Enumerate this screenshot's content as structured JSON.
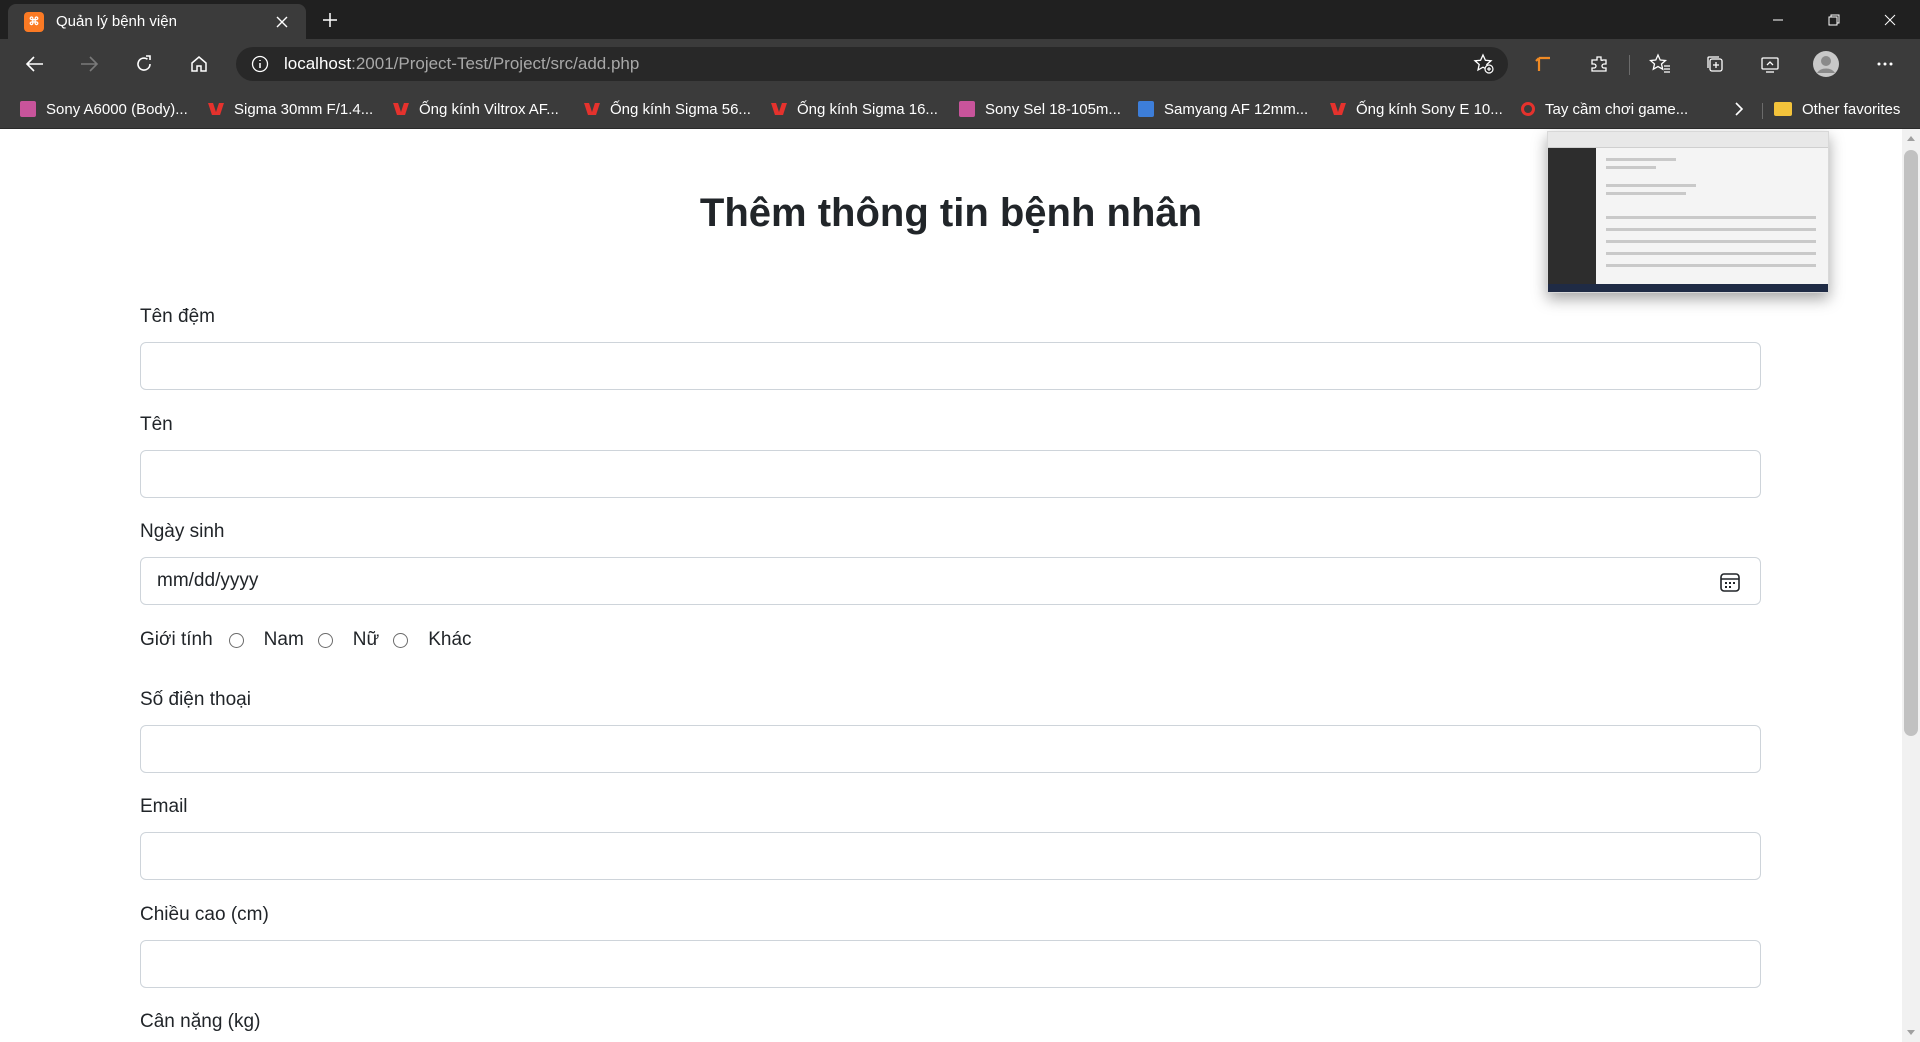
{
  "browser": {
    "tab": {
      "title": "Quản lý bệnh viện",
      "favicon": "xampp-icon"
    },
    "address": {
      "host": "localhost",
      "path": ":2001/Project-Test/Project/src/add.php"
    },
    "favorites": [
      {
        "label": "Sony A6000 (Body)...",
        "icon": "sony"
      },
      {
        "label": "Sigma 30mm F/1.4...",
        "icon": "v"
      },
      {
        "label": "Ống kính Viltrox AF...",
        "icon": "v"
      },
      {
        "label": "Ống kính Sigma 56...",
        "icon": "v"
      },
      {
        "label": "Ống kính Sigma 16...",
        "icon": "v"
      },
      {
        "label": "Sony Sel 18-105m...",
        "icon": "sony"
      },
      {
        "label": "Samyang AF 12mm...",
        "icon": "samyang"
      },
      {
        "label": "Ống kính Sony E 10...",
        "icon": "v"
      },
      {
        "label": "Tay cầm chơi game...",
        "icon": "game"
      }
    ],
    "other_favorites": "Other favorites"
  },
  "page": {
    "title": "Thêm thông tin bệnh nhân",
    "fields": {
      "middle_name": {
        "label": "Tên đệm",
        "value": ""
      },
      "first_name": {
        "label": "Tên",
        "value": ""
      },
      "dob": {
        "label": "Ngày sinh",
        "placeholder": "mm/dd/yyyy"
      },
      "gender": {
        "label": "Giới tính",
        "options": [
          "Nam",
          "Nữ",
          "Khác"
        ],
        "selected": null
      },
      "phone": {
        "label": "Số điện thoại",
        "value": ""
      },
      "email": {
        "label": "Email",
        "value": ""
      },
      "height": {
        "label": "Chiều cao (cm)",
        "value": ""
      },
      "weight": {
        "label": "Cân nặng (kg)"
      }
    }
  },
  "colors": {
    "chrome_dark": "#202020",
    "chrome_mid": "#3b3b3b",
    "input_border": "#ced4da",
    "text": "#212529"
  }
}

■ ■ ■ ■

Using the material above, retype each entry exactly and omit the pictures.

Enumerate this screenshot's content as structured JSON.
{
  "browser": {
    "tab": {
      "title": "Quản lý bệnh viện",
      "favicon": "xampp-icon"
    },
    "address": {
      "host": "localhost",
      "path": ":2001/Project-Test/Project/src/add.php"
    },
    "favorites": [
      {
        "label": "Sony A6000 (Body)...",
        "icon": "sony"
      },
      {
        "label": "Sigma 30mm F/1.4...",
        "icon": "v"
      },
      {
        "label": "Ống kính Viltrox AF...",
        "icon": "v"
      },
      {
        "label": "Ống kính Sigma 56...",
        "icon": "v"
      },
      {
        "label": "Ống kính Sigma 16...",
        "icon": "v"
      },
      {
        "label": "Sony Sel 18-105m...",
        "icon": "sony"
      },
      {
        "label": "Samyang AF 12mm...",
        "icon": "samyang"
      },
      {
        "label": "Ống kính Sony E 10...",
        "icon": "v"
      },
      {
        "label": "Tay cầm chơi game...",
        "icon": "game"
      }
    ],
    "other_favorites": "Other favorites"
  },
  "page": {
    "title": "Thêm thông tin bệnh nhân",
    "fields": {
      "middle_name": {
        "label": "Tên đệm",
        "value": ""
      },
      "first_name": {
        "label": "Tên",
        "value": ""
      },
      "dob": {
        "label": "Ngày sinh",
        "placeholder": "mm/dd/yyyy"
      },
      "gender": {
        "label": "Giới tính",
        "options": [
          "Nam",
          "Nữ",
          "Khác"
        ],
        "selected": null
      },
      "phone": {
        "label": "Số điện thoại",
        "value": ""
      },
      "email": {
        "label": "Email",
        "value": ""
      },
      "height": {
        "label": "Chiều cao (cm)",
        "value": ""
      },
      "weight": {
        "label": "Cân nặng (kg)"
      }
    }
  },
  "colors": {
    "chrome_dark": "#202020",
    "chrome_mid": "#3b3b3b",
    "input_border": "#ced4da",
    "text": "#212529"
  }
}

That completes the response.